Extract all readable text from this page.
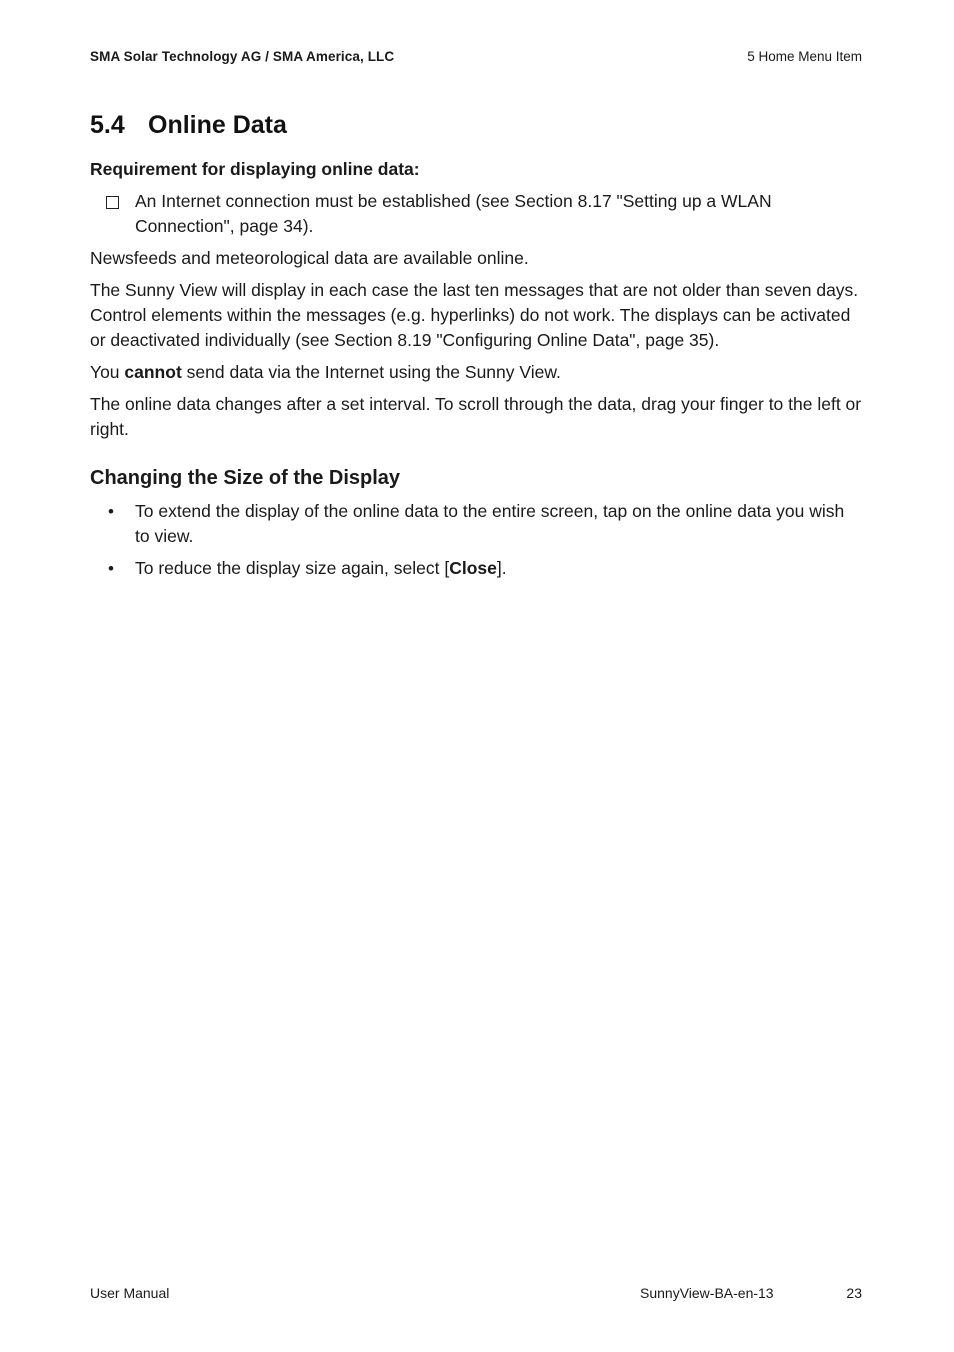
SMA Solar Technology AG / SMA America, LLC	5 Home Menu Item
5.4 Online Data

Requirement for displaying online data:

An Internet connection must be established (see Section 8.17 "Setting up a WLAN Connection", page 34).

Newsfeeds and meteorological data are available online.

The Sunny View will display in each case the last ten messages that are not older than seven days. Control elements within the messages (e.g. hyperlinks) do not work. The displays can be activated or deactivated individually (see Section 8.19 "Configuring Online Data", page 35).

You cannot send data via the Internet using the Sunny View.

The online data changes after a set interval. To scroll through the data, drag your finger to the left or right.

Changing the Size of the Display
•	To extend the display of the online data to the entire screen, tap on the online data you wish to view.
•	To reduce the display size again, select [Close].
User Manual	SunnyView-BA-en-13	23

┄┄┄┄┄┄┄┄┄┄

* OBJECTIVE *
Give every line back word for word and leave the pictures out.

* FINAL RESULT *
Extract all readable text from this page.
SMA Solar Technology AG / SMA America, LLC	5 Home Menu Item
5.4 Online Data

Requirement for displaying online data:

An Internet connection must be established (see Section 8.17 "Setting up a WLAN Connection", page 34).

Newsfeeds and meteorological data are available online.

The Sunny View will display in each case the last ten messages that are not older than seven days. Control elements within the messages (e.g. hyperlinks) do not work. The displays can be activated or deactivated individually (see Section 8.19 "Configuring Online Data", page 35).

You cannot send data via the Internet using the Sunny View.

The online data changes after a set interval. To scroll through the data, drag your finger to the left or right.

Changing the Size of the Display
•	To extend the display of the online data to the entire screen, tap on the online data you wish to view.
•	To reduce the display size again, select [Close].
User Manual	SunnyView-BA-en-13	23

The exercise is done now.